TO BE DONE →
Drop the images; return everything else in the listing below exactly.
..............................
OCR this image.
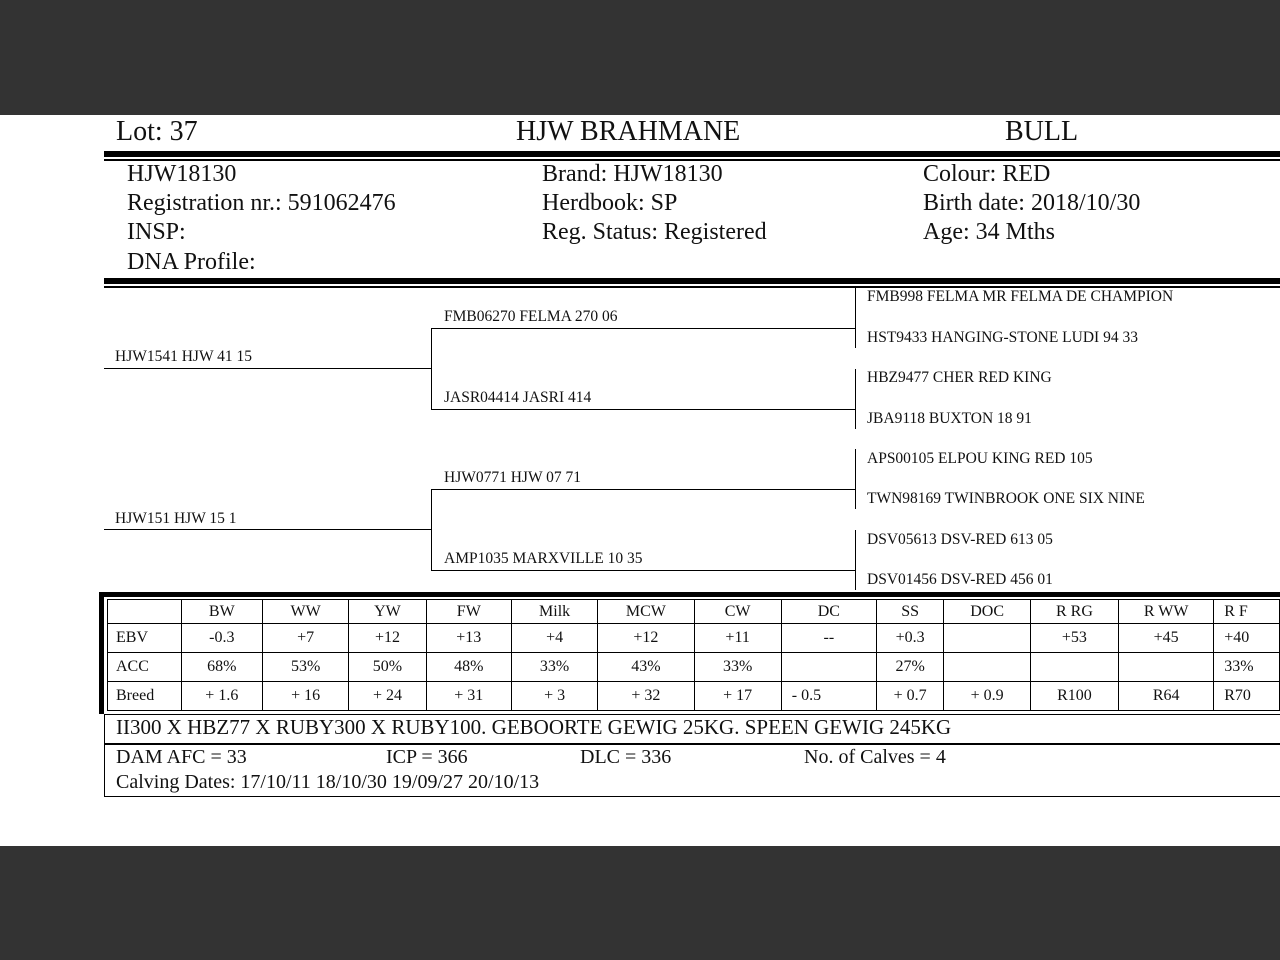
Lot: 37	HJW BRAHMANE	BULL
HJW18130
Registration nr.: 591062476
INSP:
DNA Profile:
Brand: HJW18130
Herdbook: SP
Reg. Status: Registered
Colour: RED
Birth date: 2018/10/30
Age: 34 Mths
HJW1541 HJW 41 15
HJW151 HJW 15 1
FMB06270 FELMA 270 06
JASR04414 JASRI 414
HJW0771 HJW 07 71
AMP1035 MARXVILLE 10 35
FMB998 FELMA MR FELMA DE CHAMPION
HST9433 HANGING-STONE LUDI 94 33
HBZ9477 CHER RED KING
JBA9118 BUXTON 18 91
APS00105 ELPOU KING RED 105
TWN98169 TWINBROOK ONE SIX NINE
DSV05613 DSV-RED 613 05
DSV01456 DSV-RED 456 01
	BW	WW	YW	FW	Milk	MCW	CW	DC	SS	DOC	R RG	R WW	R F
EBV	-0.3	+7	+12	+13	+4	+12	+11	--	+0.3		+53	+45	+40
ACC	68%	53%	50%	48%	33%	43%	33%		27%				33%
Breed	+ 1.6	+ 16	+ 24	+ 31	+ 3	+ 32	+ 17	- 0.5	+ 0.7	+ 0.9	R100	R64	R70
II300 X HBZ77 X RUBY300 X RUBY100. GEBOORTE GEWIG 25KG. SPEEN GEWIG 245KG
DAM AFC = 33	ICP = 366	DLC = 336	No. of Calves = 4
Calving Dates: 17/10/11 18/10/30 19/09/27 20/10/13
..............................
OUTPUT FOR THIS EXERCISE →
OCR this image.
Lot: 37	HJW BRAHMANE	BULL
HJW18130
Registration nr.: 591062476
INSP:
DNA Profile:
Brand: HJW18130
Herdbook: SP
Reg. Status: Registered
Colour: RED
Birth date: 2018/10/30
Age: 34 Mths
HJW1541 HJW 41 15
HJW151 HJW 15 1
FMB06270 FELMA 270 06
JASR04414 JASRI 414
HJW0771 HJW 07 71
AMP1035 MARXVILLE 10 35
FMB998 FELMA MR FELMA DE CHAMPION
HST9433 HANGING-STONE LUDI 94 33
HBZ9477 CHER RED KING
JBA9118 BUXTON 18 91
APS00105 ELPOU KING RED 105
TWN98169 TWINBROOK ONE SIX NINE
DSV05613 DSV-RED 613 05
DSV01456 DSV-RED 456 01
	BW	WW	YW	FW	Milk	MCW	CW	DC	SS	DOC	R RG	R WW	R F
EBV	-0.3	+7	+12	+13	+4	+12	+11	--	+0.3		+53	+45	+40
ACC	68%	53%	50%	48%	33%	43%	33%		27%				33%
Breed	+ 1.6	+ 16	+ 24	+ 31	+ 3	+ 32	+ 17	- 0.5	+ 0.7	+ 0.9	R100	R64	R70
II300 X HBZ77 X RUBY300 X RUBY100. GEBOORTE GEWIG 25KG. SPEEN GEWIG 245KG
DAM AFC = 33	ICP = 366	DLC = 336	No. of Calves = 4
Calving Dates: 17/10/11 18/10/30 19/09/27 20/10/13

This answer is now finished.